TASK | Report how many lines in the records hold the string "image"; give the number and nothing else.

-- Start of GIVEN RECORDS --

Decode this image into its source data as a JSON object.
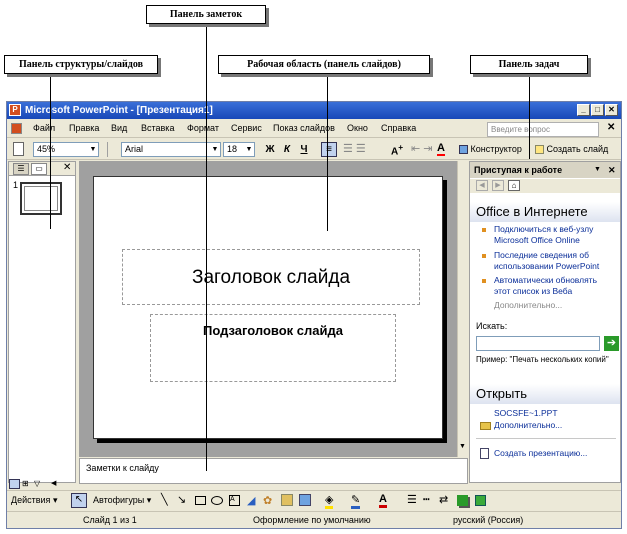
{
  "callouts": {
    "notes_pane": "Панель заметок",
    "outline_pane": "Панель структуры/слайдов",
    "work_area": "Рабочая область (панель слайдов)",
    "task_pane": "Панель задач"
  },
  "window": {
    "title": "Microsoft PowerPoint - [Презентация1]",
    "app_icon": "powerpoint-icon"
  },
  "menu": {
    "items": [
      "Файл",
      "Правка",
      "Вид",
      "Вставка",
      "Формат",
      "Сервис",
      "Показ слайдов",
      "Окно",
      "Справка"
    ],
    "question_placeholder": "Введите вопрос"
  },
  "toolbar": {
    "zoom": "45%",
    "font": "Arial",
    "size": "18",
    "bold": "Ж",
    "italic": "К",
    "underline": "Ч",
    "designer": "Конструктор",
    "new_slide": "Создать слайд"
  },
  "left_pane": {
    "slide_number": "1"
  },
  "slide": {
    "title": "Заголовок слайда",
    "subtitle": "Подзаголовок слайда"
  },
  "notes": {
    "text": "Заметки к слайду"
  },
  "task_pane": {
    "header": "Приступая к работе",
    "office_online_title": "Office в Интернете",
    "links": [
      "Подключиться к веб-узлу Microsoft Office Online",
      "Последние сведения об использовании PowerPoint",
      "Автоматически обновлять этот список из Веба"
    ],
    "more": "Дополнительно...",
    "search_label": "Искать:",
    "example": "Пример: \"Печать нескольких копий\"",
    "open_title": "Открыть",
    "recent_file": "SOCSFE~1.PPT",
    "open_more": "Дополнительно...",
    "create": "Создать презентацию..."
  },
  "drawing_toolbar": {
    "actions": "Действия",
    "autoshapes": "Автофигуры"
  },
  "status": {
    "slide": "Слайд 1 из 1",
    "design": "Оформление по умолчанию",
    "language": "русский (Россия)"
  },
  "colors": {
    "title_bar": "#1848b8",
    "link": "#0a2e99",
    "bullet": "#e09020",
    "go_button": "#2a9a2a"
  }
}
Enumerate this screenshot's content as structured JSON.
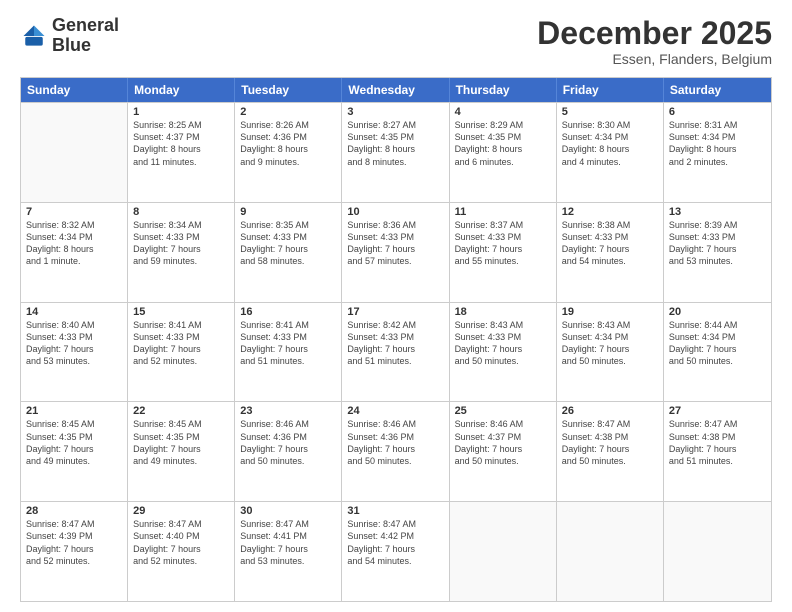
{
  "logo": {
    "line1": "General",
    "line2": "Blue"
  },
  "header": {
    "month": "December 2025",
    "location": "Essen, Flanders, Belgium"
  },
  "weekdays": [
    "Sunday",
    "Monday",
    "Tuesday",
    "Wednesday",
    "Thursday",
    "Friday",
    "Saturday"
  ],
  "rows": [
    [
      {
        "day": "",
        "sunrise": "",
        "sunset": "",
        "daylight": ""
      },
      {
        "day": "1",
        "sunrise": "Sunrise: 8:25 AM",
        "sunset": "Sunset: 4:37 PM",
        "daylight": "Daylight: 8 hours and 11 minutes."
      },
      {
        "day": "2",
        "sunrise": "Sunrise: 8:26 AM",
        "sunset": "Sunset: 4:36 PM",
        "daylight": "Daylight: 8 hours and 9 minutes."
      },
      {
        "day": "3",
        "sunrise": "Sunrise: 8:27 AM",
        "sunset": "Sunset: 4:35 PM",
        "daylight": "Daylight: 8 hours and 8 minutes."
      },
      {
        "day": "4",
        "sunrise": "Sunrise: 8:29 AM",
        "sunset": "Sunset: 4:35 PM",
        "daylight": "Daylight: 8 hours and 6 minutes."
      },
      {
        "day": "5",
        "sunrise": "Sunrise: 8:30 AM",
        "sunset": "Sunset: 4:34 PM",
        "daylight": "Daylight: 8 hours and 4 minutes."
      },
      {
        "day": "6",
        "sunrise": "Sunrise: 8:31 AM",
        "sunset": "Sunset: 4:34 PM",
        "daylight": "Daylight: 8 hours and 2 minutes."
      }
    ],
    [
      {
        "day": "7",
        "sunrise": "Sunrise: 8:32 AM",
        "sunset": "Sunset: 4:34 PM",
        "daylight": "Daylight: 8 hours and 1 minute."
      },
      {
        "day": "8",
        "sunrise": "Sunrise: 8:34 AM",
        "sunset": "Sunset: 4:33 PM",
        "daylight": "Daylight: 7 hours and 59 minutes."
      },
      {
        "day": "9",
        "sunrise": "Sunrise: 8:35 AM",
        "sunset": "Sunset: 4:33 PM",
        "daylight": "Daylight: 7 hours and 58 minutes."
      },
      {
        "day": "10",
        "sunrise": "Sunrise: 8:36 AM",
        "sunset": "Sunset: 4:33 PM",
        "daylight": "Daylight: 7 hours and 57 minutes."
      },
      {
        "day": "11",
        "sunrise": "Sunrise: 8:37 AM",
        "sunset": "Sunset: 4:33 PM",
        "daylight": "Daylight: 7 hours and 55 minutes."
      },
      {
        "day": "12",
        "sunrise": "Sunrise: 8:38 AM",
        "sunset": "Sunset: 4:33 PM",
        "daylight": "Daylight: 7 hours and 54 minutes."
      },
      {
        "day": "13",
        "sunrise": "Sunrise: 8:39 AM",
        "sunset": "Sunset: 4:33 PM",
        "daylight": "Daylight: 7 hours and 53 minutes."
      }
    ],
    [
      {
        "day": "14",
        "sunrise": "Sunrise: 8:40 AM",
        "sunset": "Sunset: 4:33 PM",
        "daylight": "Daylight: 7 hours and 53 minutes."
      },
      {
        "day": "15",
        "sunrise": "Sunrise: 8:41 AM",
        "sunset": "Sunset: 4:33 PM",
        "daylight": "Daylight: 7 hours and 52 minutes."
      },
      {
        "day": "16",
        "sunrise": "Sunrise: 8:41 AM",
        "sunset": "Sunset: 4:33 PM",
        "daylight": "Daylight: 7 hours and 51 minutes."
      },
      {
        "day": "17",
        "sunrise": "Sunrise: 8:42 AM",
        "sunset": "Sunset: 4:33 PM",
        "daylight": "Daylight: 7 hours and 51 minutes."
      },
      {
        "day": "18",
        "sunrise": "Sunrise: 8:43 AM",
        "sunset": "Sunset: 4:33 PM",
        "daylight": "Daylight: 7 hours and 50 minutes."
      },
      {
        "day": "19",
        "sunrise": "Sunrise: 8:43 AM",
        "sunset": "Sunset: 4:34 PM",
        "daylight": "Daylight: 7 hours and 50 minutes."
      },
      {
        "day": "20",
        "sunrise": "Sunrise: 8:44 AM",
        "sunset": "Sunset: 4:34 PM",
        "daylight": "Daylight: 7 hours and 50 minutes."
      }
    ],
    [
      {
        "day": "21",
        "sunrise": "Sunrise: 8:45 AM",
        "sunset": "Sunset: 4:35 PM",
        "daylight": "Daylight: 7 hours and 49 minutes."
      },
      {
        "day": "22",
        "sunrise": "Sunrise: 8:45 AM",
        "sunset": "Sunset: 4:35 PM",
        "daylight": "Daylight: 7 hours and 49 minutes."
      },
      {
        "day": "23",
        "sunrise": "Sunrise: 8:46 AM",
        "sunset": "Sunset: 4:36 PM",
        "daylight": "Daylight: 7 hours and 50 minutes."
      },
      {
        "day": "24",
        "sunrise": "Sunrise: 8:46 AM",
        "sunset": "Sunset: 4:36 PM",
        "daylight": "Daylight: 7 hours and 50 minutes."
      },
      {
        "day": "25",
        "sunrise": "Sunrise: 8:46 AM",
        "sunset": "Sunset: 4:37 PM",
        "daylight": "Daylight: 7 hours and 50 minutes."
      },
      {
        "day": "26",
        "sunrise": "Sunrise: 8:47 AM",
        "sunset": "Sunset: 4:38 PM",
        "daylight": "Daylight: 7 hours and 50 minutes."
      },
      {
        "day": "27",
        "sunrise": "Sunrise: 8:47 AM",
        "sunset": "Sunset: 4:38 PM",
        "daylight": "Daylight: 7 hours and 51 minutes."
      }
    ],
    [
      {
        "day": "28",
        "sunrise": "Sunrise: 8:47 AM",
        "sunset": "Sunset: 4:39 PM",
        "daylight": "Daylight: 7 hours and 52 minutes."
      },
      {
        "day": "29",
        "sunrise": "Sunrise: 8:47 AM",
        "sunset": "Sunset: 4:40 PM",
        "daylight": "Daylight: 7 hours and 52 minutes."
      },
      {
        "day": "30",
        "sunrise": "Sunrise: 8:47 AM",
        "sunset": "Sunset: 4:41 PM",
        "daylight": "Daylight: 7 hours and 53 minutes."
      },
      {
        "day": "31",
        "sunrise": "Sunrise: 8:47 AM",
        "sunset": "Sunset: 4:42 PM",
        "daylight": "Daylight: 7 hours and 54 minutes."
      },
      {
        "day": "",
        "sunrise": "",
        "sunset": "",
        "daylight": ""
      },
      {
        "day": "",
        "sunrise": "",
        "sunset": "",
        "daylight": ""
      },
      {
        "day": "",
        "sunrise": "",
        "sunset": "",
        "daylight": ""
      }
    ]
  ]
}
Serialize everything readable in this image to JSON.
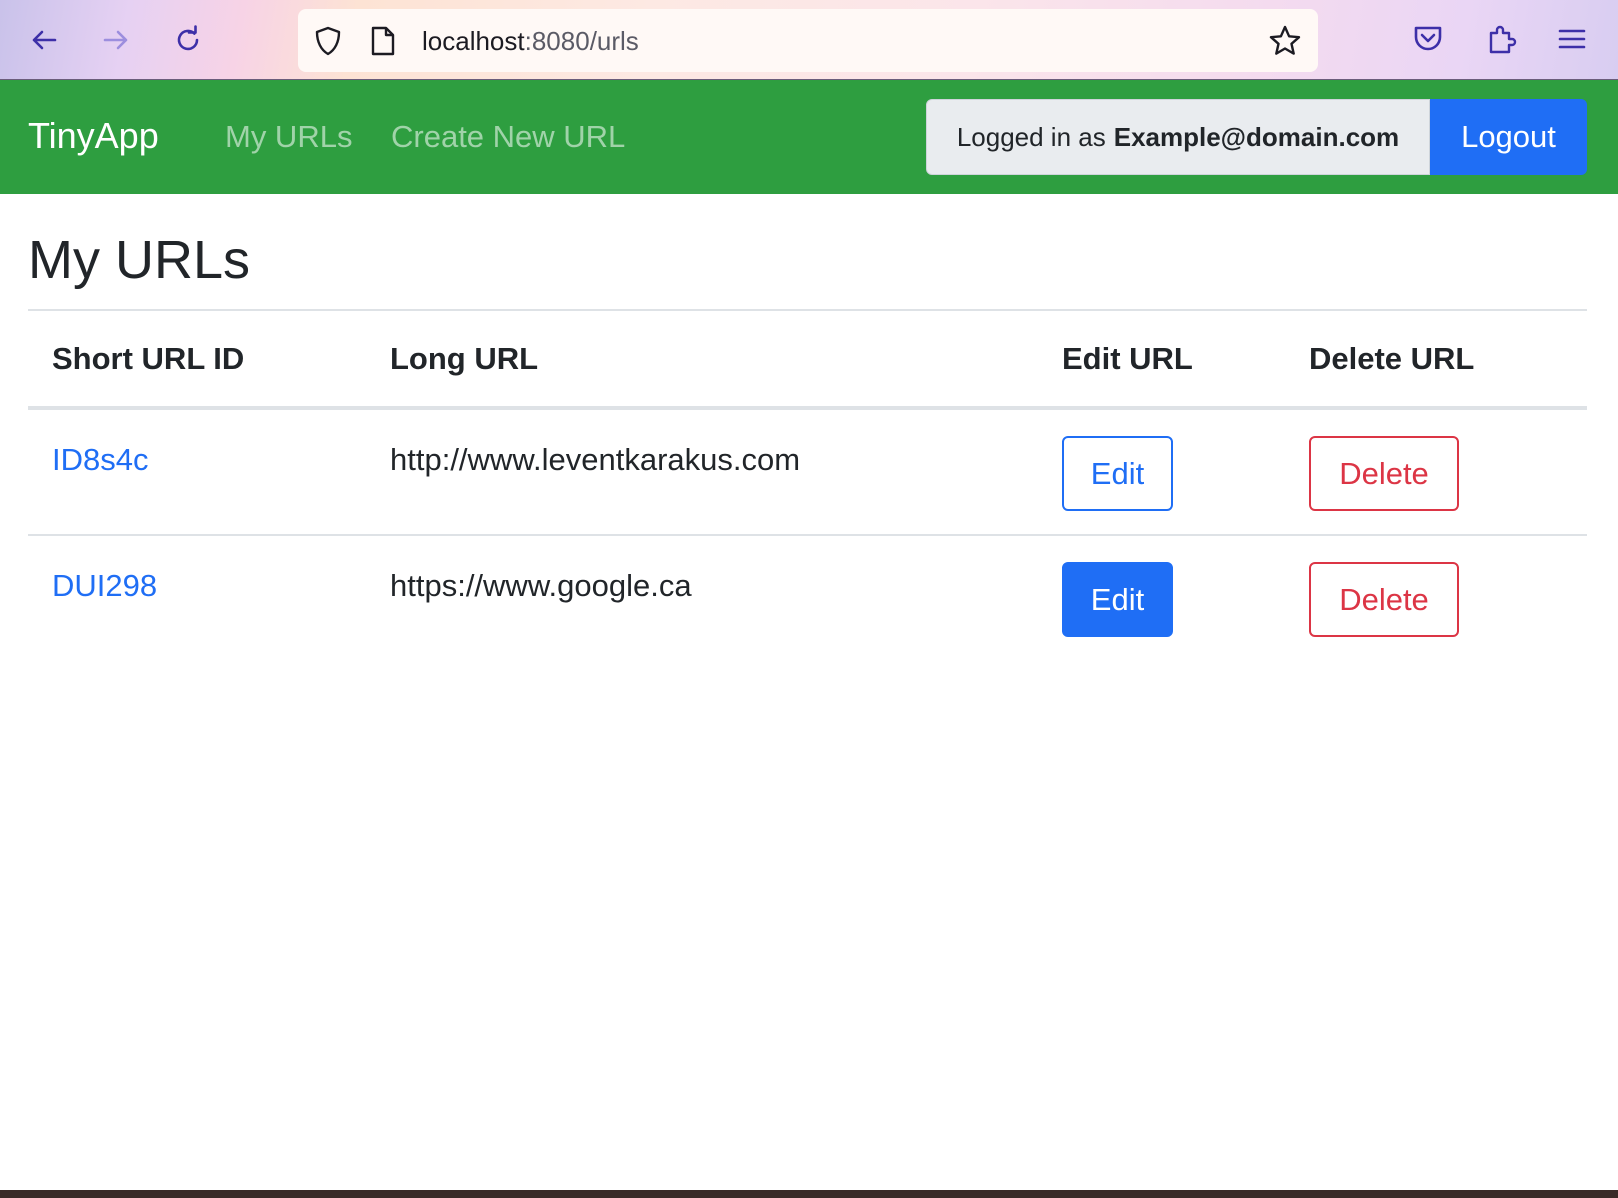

-- End of GIVEN RECORDS --

THE RESPONSE | 2